■ **TASK STATEMENT**
Repeat only the lines from the one holding "Give me the" down to the last line of the listing below, including both of those lines.

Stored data
■ ■ ■ ■ ■
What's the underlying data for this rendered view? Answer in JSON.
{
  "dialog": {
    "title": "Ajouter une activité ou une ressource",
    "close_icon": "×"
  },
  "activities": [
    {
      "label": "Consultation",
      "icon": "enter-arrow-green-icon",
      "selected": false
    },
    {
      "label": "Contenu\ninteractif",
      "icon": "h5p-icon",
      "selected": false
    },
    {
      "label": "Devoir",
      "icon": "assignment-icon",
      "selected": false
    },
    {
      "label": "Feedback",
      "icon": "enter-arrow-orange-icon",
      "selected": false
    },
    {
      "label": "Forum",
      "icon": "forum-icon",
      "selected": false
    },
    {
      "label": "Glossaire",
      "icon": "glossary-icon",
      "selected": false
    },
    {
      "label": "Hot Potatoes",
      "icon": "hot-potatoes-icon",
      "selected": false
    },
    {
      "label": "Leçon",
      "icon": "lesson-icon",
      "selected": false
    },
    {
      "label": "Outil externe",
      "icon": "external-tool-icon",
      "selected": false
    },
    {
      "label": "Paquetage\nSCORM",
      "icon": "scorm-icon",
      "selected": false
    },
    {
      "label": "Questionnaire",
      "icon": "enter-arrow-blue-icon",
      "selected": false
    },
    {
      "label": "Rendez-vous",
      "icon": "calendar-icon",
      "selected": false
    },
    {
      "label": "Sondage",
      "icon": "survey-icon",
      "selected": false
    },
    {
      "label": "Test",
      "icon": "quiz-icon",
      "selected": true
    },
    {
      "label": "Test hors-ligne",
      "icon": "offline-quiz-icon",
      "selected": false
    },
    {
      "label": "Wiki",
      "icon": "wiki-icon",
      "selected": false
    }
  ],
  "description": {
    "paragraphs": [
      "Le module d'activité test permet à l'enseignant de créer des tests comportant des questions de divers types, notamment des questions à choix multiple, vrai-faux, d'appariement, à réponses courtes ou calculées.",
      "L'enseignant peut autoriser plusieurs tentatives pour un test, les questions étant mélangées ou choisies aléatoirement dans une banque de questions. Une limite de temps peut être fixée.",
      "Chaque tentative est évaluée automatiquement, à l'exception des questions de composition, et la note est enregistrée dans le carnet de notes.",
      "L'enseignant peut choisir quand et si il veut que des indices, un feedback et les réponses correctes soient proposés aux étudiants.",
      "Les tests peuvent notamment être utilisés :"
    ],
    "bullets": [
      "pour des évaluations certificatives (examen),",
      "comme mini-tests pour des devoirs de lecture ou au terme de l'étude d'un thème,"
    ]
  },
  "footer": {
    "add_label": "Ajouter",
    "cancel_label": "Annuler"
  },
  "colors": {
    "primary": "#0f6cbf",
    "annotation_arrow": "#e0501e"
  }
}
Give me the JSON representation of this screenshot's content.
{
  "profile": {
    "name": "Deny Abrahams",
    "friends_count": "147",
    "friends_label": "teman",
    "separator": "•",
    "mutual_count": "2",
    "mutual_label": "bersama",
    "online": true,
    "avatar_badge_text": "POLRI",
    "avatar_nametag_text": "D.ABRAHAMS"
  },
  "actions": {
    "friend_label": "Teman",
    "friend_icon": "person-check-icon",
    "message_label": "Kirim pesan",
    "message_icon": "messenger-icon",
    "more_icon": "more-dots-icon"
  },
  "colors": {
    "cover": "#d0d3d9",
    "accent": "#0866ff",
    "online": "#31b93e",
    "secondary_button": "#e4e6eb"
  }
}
■ ■ ■ ■ ■
■ **ANSWER**
Give me the JSON representation of this screenshot's content.
{
  "profile": {
    "name": "Deny Abrahams",
    "friends_count": "147",
    "friends_label": "teman",
    "separator": "•",
    "mutual_count": "2",
    "mutual_label": "bersama",
    "online": true,
    "avatar_badge_text": "POLRI",
    "avatar_nametag_text": "D.ABRAHAMS"
  },
  "actions": {
    "friend_label": "Teman",
    "friend_icon": "person-check-icon",
    "message_label": "Kirim pesan",
    "message_icon": "messenger-icon",
    "more_icon": "more-dots-icon"
  },
  "colors": {
    "cover": "#d0d3d9",
    "accent": "#0866ff",
    "online": "#31b93e",
    "secondary_button": "#e4e6eb"
  }
}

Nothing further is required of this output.